* _Objective_: All entries should be output exactly as they stand.

(Stored items)
>>>

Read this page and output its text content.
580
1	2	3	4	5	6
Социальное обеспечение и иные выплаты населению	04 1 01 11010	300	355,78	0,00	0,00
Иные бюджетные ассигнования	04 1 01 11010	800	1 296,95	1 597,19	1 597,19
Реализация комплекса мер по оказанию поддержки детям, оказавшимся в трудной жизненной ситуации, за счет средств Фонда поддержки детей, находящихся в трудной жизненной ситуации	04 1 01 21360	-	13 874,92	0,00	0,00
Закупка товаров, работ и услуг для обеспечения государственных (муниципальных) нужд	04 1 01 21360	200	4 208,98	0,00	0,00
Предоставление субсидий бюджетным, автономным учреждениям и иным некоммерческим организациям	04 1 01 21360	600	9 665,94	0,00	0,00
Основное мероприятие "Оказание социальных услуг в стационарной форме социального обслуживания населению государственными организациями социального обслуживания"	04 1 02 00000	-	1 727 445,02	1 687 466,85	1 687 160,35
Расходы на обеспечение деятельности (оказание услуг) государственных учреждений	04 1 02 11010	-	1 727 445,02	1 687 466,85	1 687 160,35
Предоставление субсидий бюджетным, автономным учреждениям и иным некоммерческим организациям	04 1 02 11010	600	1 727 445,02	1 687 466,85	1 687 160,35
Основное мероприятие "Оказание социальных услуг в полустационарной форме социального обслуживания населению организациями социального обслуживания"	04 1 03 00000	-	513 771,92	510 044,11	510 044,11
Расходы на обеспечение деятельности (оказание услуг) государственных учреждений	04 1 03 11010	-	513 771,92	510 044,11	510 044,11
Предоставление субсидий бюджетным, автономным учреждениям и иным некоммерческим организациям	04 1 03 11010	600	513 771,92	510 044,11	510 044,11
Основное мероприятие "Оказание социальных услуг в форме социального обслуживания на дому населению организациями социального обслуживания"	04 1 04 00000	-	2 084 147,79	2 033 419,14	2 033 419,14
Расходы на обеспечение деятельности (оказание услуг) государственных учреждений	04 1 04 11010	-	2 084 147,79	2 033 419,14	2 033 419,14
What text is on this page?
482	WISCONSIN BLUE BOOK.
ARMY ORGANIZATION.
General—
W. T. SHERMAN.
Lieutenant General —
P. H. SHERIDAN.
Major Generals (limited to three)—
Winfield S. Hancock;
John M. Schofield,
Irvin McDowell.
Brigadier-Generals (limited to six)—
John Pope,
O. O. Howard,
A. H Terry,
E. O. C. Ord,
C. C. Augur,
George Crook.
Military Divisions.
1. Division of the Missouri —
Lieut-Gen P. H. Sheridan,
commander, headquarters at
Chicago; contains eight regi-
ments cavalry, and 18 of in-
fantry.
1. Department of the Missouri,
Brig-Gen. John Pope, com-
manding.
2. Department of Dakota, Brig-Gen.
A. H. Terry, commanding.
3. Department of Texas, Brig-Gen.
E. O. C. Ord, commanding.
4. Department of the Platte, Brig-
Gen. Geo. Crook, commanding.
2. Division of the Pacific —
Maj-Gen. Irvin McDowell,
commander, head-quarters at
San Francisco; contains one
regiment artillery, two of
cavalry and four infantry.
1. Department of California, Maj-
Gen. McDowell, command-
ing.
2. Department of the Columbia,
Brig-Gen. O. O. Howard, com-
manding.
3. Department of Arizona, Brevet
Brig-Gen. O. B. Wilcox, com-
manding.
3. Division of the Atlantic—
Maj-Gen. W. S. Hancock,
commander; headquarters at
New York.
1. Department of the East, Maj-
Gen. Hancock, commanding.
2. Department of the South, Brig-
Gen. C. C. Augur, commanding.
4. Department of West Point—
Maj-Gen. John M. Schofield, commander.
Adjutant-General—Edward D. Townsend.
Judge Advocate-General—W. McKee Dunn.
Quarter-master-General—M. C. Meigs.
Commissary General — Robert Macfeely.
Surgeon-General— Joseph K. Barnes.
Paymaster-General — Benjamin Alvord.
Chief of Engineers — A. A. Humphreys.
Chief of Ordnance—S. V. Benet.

<<<

* _The response_:
Read this page and output its text content.
580
1	2	3	4	5	6
Социальное обеспечение и иные выплаты населению	04 1 01 11010	300	355,78	0,00	0,00
Иные бюджетные ассигнования	04 1 01 11010	800	1 296,95	1 597,19	1 597,19
Реализация комплекса мер по оказанию поддержки детям, оказавшимся в трудной жизненной ситуации, за счет средств Фонда поддержки детей, находящихся в трудной жизненной ситуации	04 1 01 21360	-	13 874,92	0,00	0,00
Закупка товаров, работ и услуг для обеспечения государственных (муниципальных) нужд	04 1 01 21360	200	4 208,98	0,00	0,00
Предоставление субсидий бюджетным, автономным учреждениям и иным некоммерческим организациям	04 1 01 21360	600	9 665,94	0,00	0,00
Основное мероприятие "Оказание социальных услуг в стационарной форме социального обслуживания населению государственными организациями социального обслуживания"	04 1 02 00000	-	1 727 445,02	1 687 466,85	1 687 160,35
Расходы на обеспечение деятельности (оказание услуг) государственных учреждений	04 1 02 11010	-	1 727 445,02	1 687 466,85	1 687 160,35
Предоставление субсидий бюджетным, автономным учреждениям и иным некоммерческим организациям	04 1 02 11010	600	1 727 445,02	1 687 466,85	1 687 160,35
Основное мероприятие "Оказание социальных услуг в полустационарной форме социального обслуживания населению организациями социального обслуживания"	04 1 03 00000	-	513 771,92	510 044,11	510 044,11
Расходы на обеспечение деятельности (оказание услуг) государственных учреждений	04 1 03 11010	-	513 771,92	510 044,11	510 044,11
Предоставление субсидий бюджетным, автономным учреждениям и иным некоммерческим организациям	04 1 03 11010	600	513 771,92	510 044,11	510 044,11
Основное мероприятие "Оказание социальных услуг в форме социального обслуживания на дому населению организациями социального обслуживания"	04 1 04 00000	-	2 084 147,79	2 033 419,14	2 033 419,14
Расходы на обеспечение деятельности (оказание услуг) государственных учреждений	04 1 04 11010	-	2 084 147,79	2 033 419,14	2 033 419,14
What text is on this page?
482	WISCONSIN BLUE BOOK.
ARMY ORGANIZATION.
General—
W. T. SHERMAN.
Lieutenant General —
P. H. SHERIDAN.
Major Generals (limited to three)—
Winfield S. Hancock;
John M. Schofield,
Irvin McDowell.
Brigadier-Generals (limited to six)—
John Pope,
O. O. Howard,
A. H Terry,
E. O. C. Ord,
C. C. Augur,
George Crook.
Military Divisions.
1. Division of the Missouri —
Lieut-Gen P. H. Sheridan,
commander, headquarters at
Chicago; contains eight regi-
ments cavalry, and 18 of in-
fantry.
1. Department of the Missouri,
Brig-Gen. John Pope, com-
manding.
2. Department of Dakota, Brig-Gen.
A. H. Terry, commanding.
3. Department of Texas, Brig-Gen.
E. O. C. Ord, commanding.
4. Department of the Platte, Brig-
Gen. Geo. Crook, commanding.
2. Division of the Pacific —
Maj-Gen. Irvin McDowell,
commander, head-quarters at
San Francisco; contains one
regiment artillery, two of
cavalry and four infantry.
1. Department of California, Maj-
Gen. McDowell, command-
ing.
2. Department of the Columbia,
Brig-Gen. O. O. Howard, com-
manding.
3. Department of Arizona, Brevet
Brig-Gen. O. B. Wilcox, com-
manding.
3. Division of the Atlantic—
Maj-Gen. W. S. Hancock,
commander; headquarters at
New York.
1. Department of the East, Maj-
Gen. Hancock, commanding.
2. Department of the South, Brig-
Gen. C. C. Augur, commanding.
4. Department of West Point—
Maj-Gen. John M. Schofield, commander.
Adjutant-General—Edward D. Townsend.
Judge Advocate-General—W. McKee Dunn.
Quarter-master-General—M. C. Meigs.
Commissary General — Robert Macfeely.
Surgeon-General— Joseph K. Barnes.
Paymaster-General — Benjamin Alvord.
Chief of Engineers — A. A. Humphreys.
Chief of Ordnance—S. V. Benet.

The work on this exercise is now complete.